__Work required__
Each line that includes the word "screenshot" counts once; give the total and nothing more.

Part of a data file
--- START ---
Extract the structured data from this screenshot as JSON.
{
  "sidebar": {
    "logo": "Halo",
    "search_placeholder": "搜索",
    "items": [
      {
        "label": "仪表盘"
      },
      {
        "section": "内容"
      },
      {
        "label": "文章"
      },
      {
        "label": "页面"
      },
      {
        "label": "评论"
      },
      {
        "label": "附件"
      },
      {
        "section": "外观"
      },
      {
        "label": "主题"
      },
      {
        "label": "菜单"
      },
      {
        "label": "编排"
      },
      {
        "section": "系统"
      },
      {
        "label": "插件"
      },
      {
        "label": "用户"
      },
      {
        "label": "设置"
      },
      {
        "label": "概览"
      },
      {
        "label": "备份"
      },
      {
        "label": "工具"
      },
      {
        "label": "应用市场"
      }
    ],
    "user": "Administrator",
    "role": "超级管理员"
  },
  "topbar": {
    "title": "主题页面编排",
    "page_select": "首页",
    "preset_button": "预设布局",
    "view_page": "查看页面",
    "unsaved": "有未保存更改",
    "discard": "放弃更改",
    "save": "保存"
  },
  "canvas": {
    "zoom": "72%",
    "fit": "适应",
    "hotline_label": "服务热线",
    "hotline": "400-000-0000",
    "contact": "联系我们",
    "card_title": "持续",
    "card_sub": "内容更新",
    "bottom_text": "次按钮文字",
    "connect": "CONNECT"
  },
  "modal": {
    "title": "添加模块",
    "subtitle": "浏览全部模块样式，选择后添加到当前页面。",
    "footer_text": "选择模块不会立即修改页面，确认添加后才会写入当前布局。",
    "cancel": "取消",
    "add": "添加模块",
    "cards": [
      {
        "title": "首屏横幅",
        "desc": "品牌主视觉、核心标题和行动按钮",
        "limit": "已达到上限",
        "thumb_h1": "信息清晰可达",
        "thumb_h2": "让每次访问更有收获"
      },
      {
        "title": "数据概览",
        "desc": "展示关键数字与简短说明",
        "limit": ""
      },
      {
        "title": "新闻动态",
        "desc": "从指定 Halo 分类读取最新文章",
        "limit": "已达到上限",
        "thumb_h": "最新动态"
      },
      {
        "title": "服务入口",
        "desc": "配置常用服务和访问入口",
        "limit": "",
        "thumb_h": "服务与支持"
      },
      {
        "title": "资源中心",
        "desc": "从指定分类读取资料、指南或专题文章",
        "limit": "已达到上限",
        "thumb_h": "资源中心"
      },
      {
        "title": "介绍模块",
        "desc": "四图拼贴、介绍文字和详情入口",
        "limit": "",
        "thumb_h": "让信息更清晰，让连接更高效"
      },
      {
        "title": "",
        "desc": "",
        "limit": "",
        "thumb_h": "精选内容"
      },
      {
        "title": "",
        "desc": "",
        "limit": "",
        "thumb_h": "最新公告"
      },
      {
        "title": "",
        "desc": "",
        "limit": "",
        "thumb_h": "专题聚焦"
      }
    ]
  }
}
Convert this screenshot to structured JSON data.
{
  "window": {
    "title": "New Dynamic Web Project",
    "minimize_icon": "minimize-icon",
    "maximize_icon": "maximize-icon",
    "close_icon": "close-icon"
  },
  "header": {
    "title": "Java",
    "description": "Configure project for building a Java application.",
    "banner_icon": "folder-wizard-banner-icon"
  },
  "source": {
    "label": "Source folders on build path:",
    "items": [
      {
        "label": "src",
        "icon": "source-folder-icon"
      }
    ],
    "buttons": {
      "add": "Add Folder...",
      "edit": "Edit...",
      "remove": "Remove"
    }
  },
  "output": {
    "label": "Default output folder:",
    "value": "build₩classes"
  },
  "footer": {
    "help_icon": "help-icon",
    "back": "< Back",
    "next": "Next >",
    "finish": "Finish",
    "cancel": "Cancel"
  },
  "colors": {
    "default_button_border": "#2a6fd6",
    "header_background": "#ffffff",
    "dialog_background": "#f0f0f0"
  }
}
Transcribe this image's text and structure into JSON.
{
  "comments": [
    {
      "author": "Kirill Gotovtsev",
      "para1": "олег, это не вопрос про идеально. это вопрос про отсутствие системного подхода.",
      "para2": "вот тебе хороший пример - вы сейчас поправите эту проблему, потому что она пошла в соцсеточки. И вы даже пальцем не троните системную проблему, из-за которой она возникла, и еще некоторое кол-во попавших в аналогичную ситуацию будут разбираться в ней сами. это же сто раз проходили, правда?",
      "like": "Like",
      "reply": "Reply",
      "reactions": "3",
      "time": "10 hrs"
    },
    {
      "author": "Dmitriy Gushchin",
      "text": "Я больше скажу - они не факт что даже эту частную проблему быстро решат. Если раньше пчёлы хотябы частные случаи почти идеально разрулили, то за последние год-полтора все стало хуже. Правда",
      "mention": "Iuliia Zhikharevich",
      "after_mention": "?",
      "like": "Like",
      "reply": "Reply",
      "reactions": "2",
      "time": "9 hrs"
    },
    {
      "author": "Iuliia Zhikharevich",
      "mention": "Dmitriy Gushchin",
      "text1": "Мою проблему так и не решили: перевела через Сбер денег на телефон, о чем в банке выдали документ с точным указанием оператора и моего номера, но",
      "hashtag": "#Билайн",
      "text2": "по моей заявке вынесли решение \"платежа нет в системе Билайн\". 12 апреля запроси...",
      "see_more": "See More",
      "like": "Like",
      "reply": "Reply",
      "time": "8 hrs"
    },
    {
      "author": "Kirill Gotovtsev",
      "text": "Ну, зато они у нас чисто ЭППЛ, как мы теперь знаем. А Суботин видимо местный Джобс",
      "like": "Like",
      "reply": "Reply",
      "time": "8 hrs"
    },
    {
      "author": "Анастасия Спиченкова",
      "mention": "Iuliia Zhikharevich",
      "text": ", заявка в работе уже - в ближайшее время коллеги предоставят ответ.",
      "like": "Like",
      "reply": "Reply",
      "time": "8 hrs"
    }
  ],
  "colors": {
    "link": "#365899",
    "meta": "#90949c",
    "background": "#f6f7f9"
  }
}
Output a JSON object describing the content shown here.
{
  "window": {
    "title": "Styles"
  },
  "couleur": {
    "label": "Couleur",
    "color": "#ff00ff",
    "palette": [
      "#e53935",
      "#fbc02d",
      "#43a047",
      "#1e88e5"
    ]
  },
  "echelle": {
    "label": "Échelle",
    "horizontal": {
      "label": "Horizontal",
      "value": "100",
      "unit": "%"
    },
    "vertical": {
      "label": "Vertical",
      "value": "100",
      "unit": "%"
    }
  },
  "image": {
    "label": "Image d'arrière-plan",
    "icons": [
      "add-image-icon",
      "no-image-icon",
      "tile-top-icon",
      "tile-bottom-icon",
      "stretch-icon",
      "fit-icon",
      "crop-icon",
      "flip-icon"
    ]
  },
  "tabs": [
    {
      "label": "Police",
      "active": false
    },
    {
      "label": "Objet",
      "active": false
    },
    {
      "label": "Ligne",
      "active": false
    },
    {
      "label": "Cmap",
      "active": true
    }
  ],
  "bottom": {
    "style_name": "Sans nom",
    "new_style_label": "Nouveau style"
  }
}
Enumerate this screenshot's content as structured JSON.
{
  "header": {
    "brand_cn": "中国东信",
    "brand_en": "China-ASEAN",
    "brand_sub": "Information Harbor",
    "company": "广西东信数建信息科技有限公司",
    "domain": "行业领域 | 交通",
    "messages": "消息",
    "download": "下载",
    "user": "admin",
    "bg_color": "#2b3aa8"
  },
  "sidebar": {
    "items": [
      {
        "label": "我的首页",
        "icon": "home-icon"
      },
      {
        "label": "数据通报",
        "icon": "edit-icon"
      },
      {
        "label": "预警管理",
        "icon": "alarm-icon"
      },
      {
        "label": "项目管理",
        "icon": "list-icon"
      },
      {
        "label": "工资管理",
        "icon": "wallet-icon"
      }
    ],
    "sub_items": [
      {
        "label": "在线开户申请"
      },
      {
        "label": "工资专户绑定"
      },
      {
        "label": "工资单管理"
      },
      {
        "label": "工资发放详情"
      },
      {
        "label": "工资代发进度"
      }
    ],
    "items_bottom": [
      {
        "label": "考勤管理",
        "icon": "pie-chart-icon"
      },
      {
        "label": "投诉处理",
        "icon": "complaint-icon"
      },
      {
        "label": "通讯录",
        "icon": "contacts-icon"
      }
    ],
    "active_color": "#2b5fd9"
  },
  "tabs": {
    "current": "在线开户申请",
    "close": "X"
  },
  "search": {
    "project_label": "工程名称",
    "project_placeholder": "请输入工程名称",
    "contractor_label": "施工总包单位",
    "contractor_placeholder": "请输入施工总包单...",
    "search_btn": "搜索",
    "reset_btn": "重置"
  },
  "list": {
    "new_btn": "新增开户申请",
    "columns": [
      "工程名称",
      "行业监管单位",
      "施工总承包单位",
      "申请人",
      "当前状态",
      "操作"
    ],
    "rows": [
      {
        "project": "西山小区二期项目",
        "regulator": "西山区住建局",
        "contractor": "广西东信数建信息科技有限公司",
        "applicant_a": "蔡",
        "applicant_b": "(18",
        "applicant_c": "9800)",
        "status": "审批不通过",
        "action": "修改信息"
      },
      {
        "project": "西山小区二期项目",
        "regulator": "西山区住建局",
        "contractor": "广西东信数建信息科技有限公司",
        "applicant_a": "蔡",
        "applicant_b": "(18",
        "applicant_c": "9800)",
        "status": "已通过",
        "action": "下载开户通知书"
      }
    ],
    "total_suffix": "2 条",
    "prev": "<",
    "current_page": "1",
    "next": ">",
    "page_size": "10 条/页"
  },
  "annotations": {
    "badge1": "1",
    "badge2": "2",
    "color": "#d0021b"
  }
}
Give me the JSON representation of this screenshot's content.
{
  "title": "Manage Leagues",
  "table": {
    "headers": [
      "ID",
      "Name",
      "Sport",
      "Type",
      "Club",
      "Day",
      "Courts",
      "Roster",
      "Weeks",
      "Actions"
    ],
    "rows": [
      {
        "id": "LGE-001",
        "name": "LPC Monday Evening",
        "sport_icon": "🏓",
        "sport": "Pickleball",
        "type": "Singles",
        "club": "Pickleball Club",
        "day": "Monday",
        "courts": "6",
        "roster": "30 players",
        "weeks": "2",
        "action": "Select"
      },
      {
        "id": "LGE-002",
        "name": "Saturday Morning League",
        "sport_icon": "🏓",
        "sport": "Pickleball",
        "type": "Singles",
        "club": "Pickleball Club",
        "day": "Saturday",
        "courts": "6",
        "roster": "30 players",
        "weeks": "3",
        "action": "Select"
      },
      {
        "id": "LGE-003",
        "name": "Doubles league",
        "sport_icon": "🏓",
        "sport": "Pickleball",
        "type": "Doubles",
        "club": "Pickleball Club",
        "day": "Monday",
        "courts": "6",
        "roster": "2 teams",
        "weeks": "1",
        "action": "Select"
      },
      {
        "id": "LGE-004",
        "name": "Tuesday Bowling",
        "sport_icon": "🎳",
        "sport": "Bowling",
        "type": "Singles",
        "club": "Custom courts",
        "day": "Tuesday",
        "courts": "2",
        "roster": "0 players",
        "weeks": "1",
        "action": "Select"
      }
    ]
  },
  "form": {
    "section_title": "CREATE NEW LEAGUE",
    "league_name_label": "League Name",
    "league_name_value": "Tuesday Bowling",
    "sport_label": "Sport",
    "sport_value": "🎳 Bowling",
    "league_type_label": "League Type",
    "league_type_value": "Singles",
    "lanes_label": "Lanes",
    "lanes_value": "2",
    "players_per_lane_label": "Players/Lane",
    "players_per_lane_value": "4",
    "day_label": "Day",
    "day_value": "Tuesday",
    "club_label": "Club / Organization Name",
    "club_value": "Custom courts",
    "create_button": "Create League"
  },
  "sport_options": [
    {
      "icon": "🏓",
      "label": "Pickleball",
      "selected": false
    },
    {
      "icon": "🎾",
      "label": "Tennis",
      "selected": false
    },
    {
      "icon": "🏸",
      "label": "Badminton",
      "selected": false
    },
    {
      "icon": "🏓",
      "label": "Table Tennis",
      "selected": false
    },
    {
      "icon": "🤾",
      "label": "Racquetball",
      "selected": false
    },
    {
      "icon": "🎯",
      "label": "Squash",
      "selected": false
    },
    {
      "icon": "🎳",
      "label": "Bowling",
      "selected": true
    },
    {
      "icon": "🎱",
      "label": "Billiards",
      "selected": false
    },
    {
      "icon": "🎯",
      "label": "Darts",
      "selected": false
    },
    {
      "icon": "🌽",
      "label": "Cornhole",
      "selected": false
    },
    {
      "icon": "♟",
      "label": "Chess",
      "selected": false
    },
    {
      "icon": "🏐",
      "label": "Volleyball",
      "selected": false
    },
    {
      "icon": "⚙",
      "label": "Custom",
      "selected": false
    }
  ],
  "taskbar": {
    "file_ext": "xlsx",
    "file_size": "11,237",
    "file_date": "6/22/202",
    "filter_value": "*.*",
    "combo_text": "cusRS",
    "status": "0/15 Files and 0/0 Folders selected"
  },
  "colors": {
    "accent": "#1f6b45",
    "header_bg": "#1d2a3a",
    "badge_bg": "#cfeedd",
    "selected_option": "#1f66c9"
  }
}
--- END ---
__Solution to the exercise__
4